◆ Requirements ◆
Every line below that contains "methylbutyrate" is to be copied.

◆ Input for this task ◆
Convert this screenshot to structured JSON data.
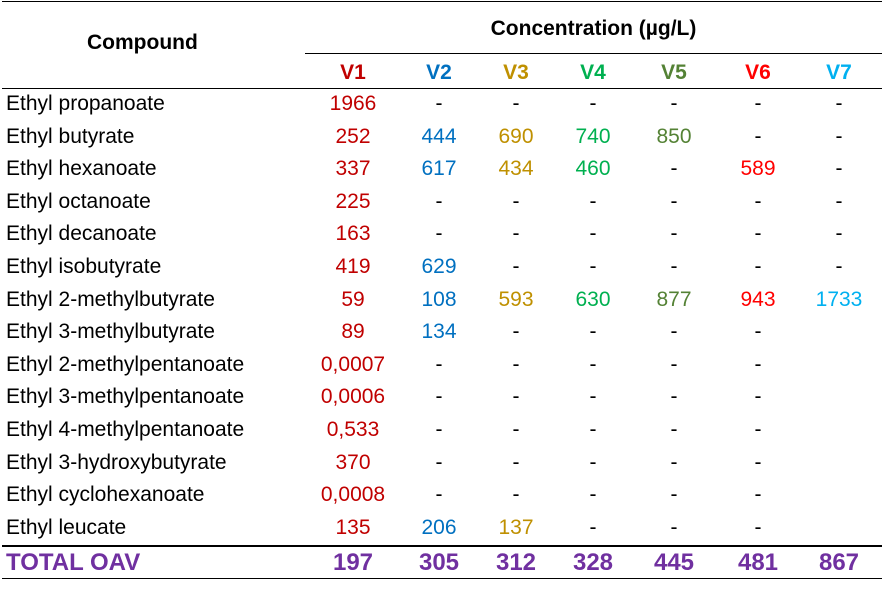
{
  "header": {
    "compound_label": "Compound",
    "concentration_label": "Concentration (µg/L)",
    "columns": [
      {
        "label": "V1",
        "color": "#c00000"
      },
      {
        "label": "V2",
        "color": "#0070c0"
      },
      {
        "label": "V3",
        "color": "#bf9000"
      },
      {
        "label": "V4",
        "color": "#00b050"
      },
      {
        "label": "V5",
        "color": "#548235"
      },
      {
        "label": "V6",
        "color": "#ff0000"
      },
      {
        "label": "V7",
        "color": "#00b0f0"
      }
    ]
  },
  "rows": [
    {
      "name": "Ethyl propanoate",
      "values": [
        "1966",
        "-",
        "-",
        "-",
        "-",
        "-",
        "-"
      ]
    },
    {
      "name": "Ethyl butyrate",
      "values": [
        "252",
        "444",
        "690",
        "740",
        "850",
        "-",
        "-"
      ]
    },
    {
      "name": "Ethyl hexanoate",
      "values": [
        "337",
        "617",
        "434",
        "460",
        "-",
        "589",
        "-"
      ]
    },
    {
      "name": "Ethyl octanoate",
      "values": [
        "225",
        "-",
        "-",
        "-",
        "-",
        "-",
        "-"
      ]
    },
    {
      "name": "Ethyl decanoate",
      "values": [
        "163",
        "-",
        "-",
        "-",
        "-",
        "-",
        "-"
      ]
    },
    {
      "name": "Ethyl isobutyrate",
      "values": [
        "419",
        "629",
        "-",
        "-",
        "-",
        "-",
        "-"
      ]
    },
    {
      "name": "Ethyl 2-methylbutyrate",
      "values": [
        "59",
        "108",
        "593",
        "630",
        "877",
        "943",
        "1733"
      ]
    },
    {
      "name": "Ethyl 3-methylbutyrate",
      "values": [
        "89",
        "134",
        "-",
        "-",
        "-",
        "-",
        ""
      ]
    },
    {
      "name": "Ethyl 2-methylpentanoate",
      "values": [
        "0,0007",
        "-",
        "-",
        "-",
        "-",
        "-",
        ""
      ]
    },
    {
      "name": "Ethyl 3-methylpentanoate",
      "values": [
        "0,0006",
        "-",
        "-",
        "-",
        "-",
        "-",
        ""
      ]
    },
    {
      "name": "Ethyl 4-methylpentanoate",
      "values": [
        "0,533",
        "-",
        "-",
        "-",
        "-",
        "-",
        ""
      ]
    },
    {
      "name": "Ethyl 3-hydroxybutyrate",
      "values": [
        "370",
        "-",
        "-",
        "-",
        "-",
        "-",
        ""
      ]
    },
    {
      "name": "Ethyl cyclohexanoate",
      "values": [
        "0,0008",
        "-",
        "-",
        "-",
        "-",
        "-",
        ""
      ]
    },
    {
      "name": "Ethyl leucate",
      "values": [
        "135",
        "206",
        "137",
        "-",
        "-",
        "-",
        ""
      ]
    }
  ],
  "total": {
    "label": "TOTAL OAV",
    "values": [
      "197",
      "305",
      "312",
      "328",
      "445",
      "481",
      "867"
    ],
    "color": "#7030a0"
  }
}
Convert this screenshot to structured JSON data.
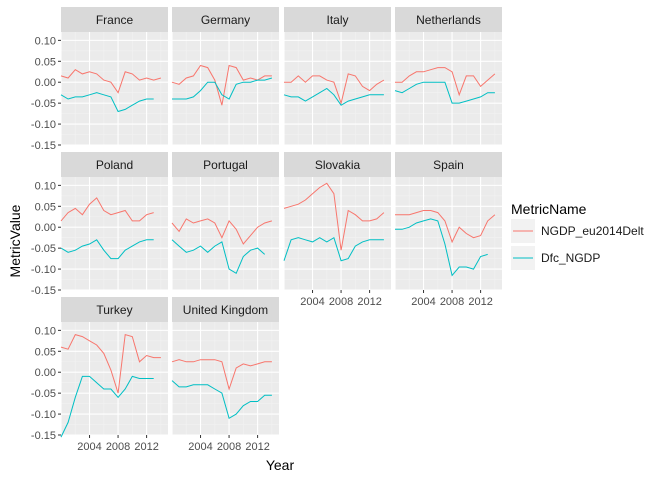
{
  "chart_data": {
    "type": "line",
    "facet_by": "country",
    "xlabel": "Year",
    "ylabel": "MetricValue",
    "ylim": [
      -0.15,
      0.12
    ],
    "yticks": [
      -0.15,
      -0.1,
      -0.05,
      0.0,
      0.05,
      0.1
    ],
    "ytick_labels": [
      "-0.15",
      "-0.10",
      "-0.05",
      "0.00",
      "0.05",
      "0.10"
    ],
    "xlim": [
      2000,
      2015
    ],
    "xticks": [
      2004,
      2008,
      2012
    ],
    "xtick_labels": [
      "2004",
      "2008",
      "2012"
    ],
    "x": [
      2000,
      2001,
      2002,
      2003,
      2004,
      2005,
      2006,
      2007,
      2008,
      2009,
      2010,
      2011,
      2012,
      2013,
      2014
    ],
    "legend": {
      "title": "MetricName",
      "position": "right"
    },
    "series_meta": [
      {
        "name": "NGDP_eu2014Delt",
        "color": "#F8766D"
      },
      {
        "name": "Dfc_NGDP",
        "color": "#00BFC4"
      }
    ],
    "panels": [
      {
        "country": "France",
        "NGDP_eu2014Delt": [
          0.015,
          0.01,
          0.03,
          0.02,
          0.025,
          0.02,
          0.005,
          0.0,
          -0.025,
          0.025,
          0.02,
          0.005,
          0.01,
          0.005,
          0.01
        ],
        "Dfc_NGDP": [
          -0.03,
          -0.04,
          -0.035,
          -0.035,
          -0.03,
          -0.025,
          -0.03,
          -0.035,
          -0.07,
          -0.065,
          -0.055,
          -0.045,
          -0.04,
          -0.04,
          null
        ]
      },
      {
        "country": "Germany",
        "NGDP_eu2014Delt": [
          0.0,
          -0.005,
          0.01,
          0.015,
          0.04,
          0.035,
          0.005,
          -0.055,
          0.04,
          0.035,
          0.005,
          0.01,
          0.005,
          0.015,
          0.015
        ],
        "Dfc_NGDP": [
          -0.04,
          -0.04,
          -0.04,
          -0.035,
          -0.02,
          0.0,
          0.0,
          -0.03,
          -0.04,
          -0.005,
          0.0,
          0.0,
          0.005,
          0.005,
          0.01
        ]
      },
      {
        "country": "Italy",
        "NGDP_eu2014Delt": [
          0.0,
          0.0,
          0.015,
          0.0,
          0.015,
          0.015,
          0.005,
          0.0,
          -0.05,
          0.02,
          0.015,
          -0.01,
          -0.02,
          -0.005,
          0.005
        ],
        "Dfc_NGDP": [
          -0.03,
          -0.035,
          -0.035,
          -0.045,
          -0.035,
          -0.025,
          -0.015,
          -0.03,
          -0.055,
          -0.045,
          -0.04,
          -0.035,
          -0.03,
          -0.03,
          -0.03
        ]
      },
      {
        "country": "Netherlands",
        "NGDP_eu2014Delt": [
          0.0,
          0.0,
          0.015,
          0.025,
          0.025,
          0.03,
          0.035,
          0.035,
          0.025,
          -0.03,
          0.015,
          0.015,
          -0.01,
          0.005,
          0.02
        ],
        "Dfc_NGDP": [
          -0.02,
          -0.025,
          -0.015,
          -0.005,
          0.0,
          0.0,
          0.0,
          0.0,
          -0.05,
          -0.05,
          -0.045,
          -0.04,
          -0.035,
          -0.025,
          -0.025
        ]
      },
      {
        "country": "Poland",
        "NGDP_eu2014Delt": [
          0.015,
          0.035,
          0.045,
          0.03,
          0.055,
          0.07,
          0.04,
          0.03,
          0.035,
          0.04,
          0.015,
          0.015,
          0.03,
          0.035,
          null
        ],
        "Dfc_NGDP": [
          -0.05,
          -0.06,
          -0.055,
          -0.045,
          -0.04,
          -0.03,
          -0.055,
          -0.075,
          -0.075,
          -0.055,
          -0.045,
          -0.035,
          -0.03,
          -0.03,
          null
        ]
      },
      {
        "country": "Portugal",
        "NGDP_eu2014Delt": [
          0.01,
          -0.01,
          0.02,
          0.01,
          0.015,
          0.02,
          0.01,
          -0.025,
          0.015,
          -0.005,
          -0.04,
          -0.02,
          0.0,
          0.01,
          0.015
        ],
        "Dfc_NGDP": [
          -0.03,
          -0.045,
          -0.06,
          -0.055,
          -0.045,
          -0.06,
          -0.045,
          -0.035,
          -0.1,
          -0.11,
          -0.07,
          -0.055,
          -0.05,
          -0.065,
          null
        ]
      },
      {
        "country": "Slovakia",
        "NGDP_eu2014Delt": [
          0.045,
          0.05,
          0.055,
          0.065,
          0.08,
          0.095,
          0.105,
          0.08,
          -0.055,
          0.04,
          0.03,
          0.015,
          0.015,
          0.02,
          0.035
        ],
        "Dfc_NGDP": [
          -0.08,
          -0.03,
          -0.025,
          -0.03,
          -0.035,
          -0.025,
          -0.035,
          -0.025,
          -0.08,
          -0.075,
          -0.045,
          -0.035,
          -0.03,
          -0.03,
          -0.03
        ]
      },
      {
        "country": "Spain",
        "NGDP_eu2014Delt": [
          0.03,
          0.03,
          0.03,
          0.035,
          0.04,
          0.04,
          0.035,
          0.015,
          -0.035,
          0.0,
          -0.015,
          -0.025,
          -0.02,
          0.015,
          0.03
        ],
        "Dfc_NGDP": [
          -0.005,
          -0.005,
          0.0,
          0.01,
          0.015,
          0.02,
          0.015,
          -0.04,
          -0.115,
          -0.095,
          -0.095,
          -0.1,
          -0.07,
          -0.065,
          null
        ]
      },
      {
        "country": "Turkey",
        "NGDP_eu2014Delt": [
          0.06,
          0.055,
          0.09,
          0.085,
          0.075,
          0.065,
          0.045,
          0.005,
          -0.05,
          0.09,
          0.085,
          0.025,
          0.04,
          0.035,
          0.035
        ],
        "Dfc_NGDP": [
          -0.155,
          -0.12,
          -0.06,
          -0.01,
          -0.01,
          -0.025,
          -0.04,
          -0.04,
          -0.06,
          -0.04,
          -0.01,
          -0.015,
          -0.015,
          -0.015,
          null
        ]
      },
      {
        "country": "United Kingdom",
        "NGDP_eu2014Delt": [
          0.025,
          0.03,
          0.025,
          0.025,
          0.03,
          0.03,
          0.03,
          0.025,
          -0.04,
          0.01,
          0.02,
          0.015,
          0.02,
          0.025,
          0.025
        ],
        "Dfc_NGDP": [
          -0.02,
          -0.035,
          -0.035,
          -0.03,
          -0.03,
          -0.03,
          -0.04,
          -0.05,
          -0.11,
          -0.1,
          -0.08,
          -0.07,
          -0.07,
          -0.055,
          -0.055
        ]
      }
    ]
  }
}
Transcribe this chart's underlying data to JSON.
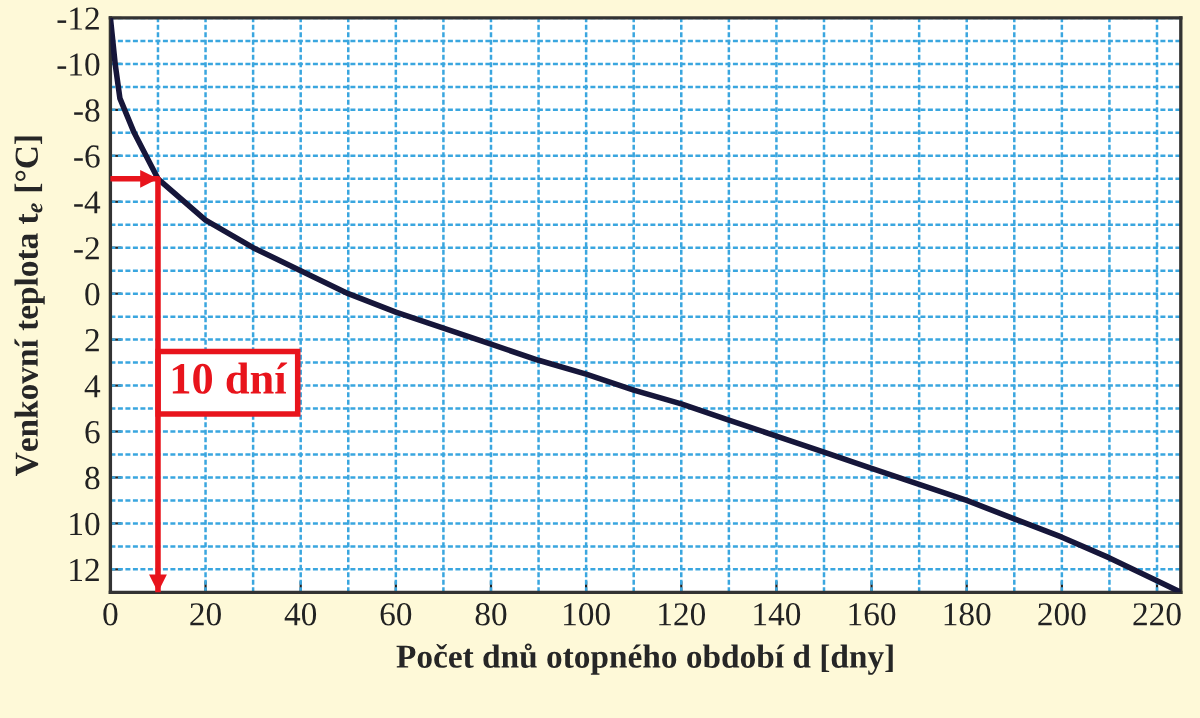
{
  "chart_data": {
    "type": "line",
    "xlabel": "Počet dnů otopného období d [dny]",
    "ylabel": "Venkovní teplota t$_{e}$ [°C]",
    "xlim": [
      0,
      225
    ],
    "xticks": [
      0,
      20,
      40,
      60,
      80,
      100,
      120,
      140,
      160,
      180,
      200,
      220
    ],
    "ylim": [
      13,
      -12
    ],
    "yticks": [
      {
        "value": -12,
        "label": "-12"
      },
      {
        "value": -10,
        "label": "-10"
      },
      {
        "value": -8,
        "label": "-8"
      },
      {
        "value": -6,
        "label": "-6"
      },
      {
        "value": -4,
        "label": "-4"
      },
      {
        "value": -2,
        "label": "-2"
      },
      0,
      2,
      4,
      6,
      8,
      10,
      12
    ],
    "grid": true,
    "series": [
      {
        "color": "#16163a",
        "x": [
          0,
          1,
          2,
          5,
          10,
          20,
          30,
          40,
          50,
          60,
          70,
          80,
          90,
          100,
          110,
          120,
          130,
          140,
          150,
          160,
          170,
          180,
          190,
          200,
          210,
          220,
          225
        ],
        "values": [
          -12,
          -10,
          -8.5,
          -7,
          -5,
          -3.2,
          -2,
          -1,
          0,
          0.8,
          1.5,
          2.2,
          2.9,
          3.5,
          4.2,
          4.8,
          5.5,
          6.2,
          6.9,
          7.6,
          8.3,
          9.0,
          9.8,
          10.6,
          11.5,
          12.5,
          13
        ]
      },
      {
        "color": "#e8141c",
        "x": [
          0,
          10,
          10
        ],
        "values": [
          -5,
          -5,
          13
        ]
      }
    ],
    "annotations": [
      "10 dní"
    ]
  }
}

◆ Written answer ◆
      "name": "Ethyl 2-methylbutyrate",
      "name": "Ethyl 3-methylbutyrate",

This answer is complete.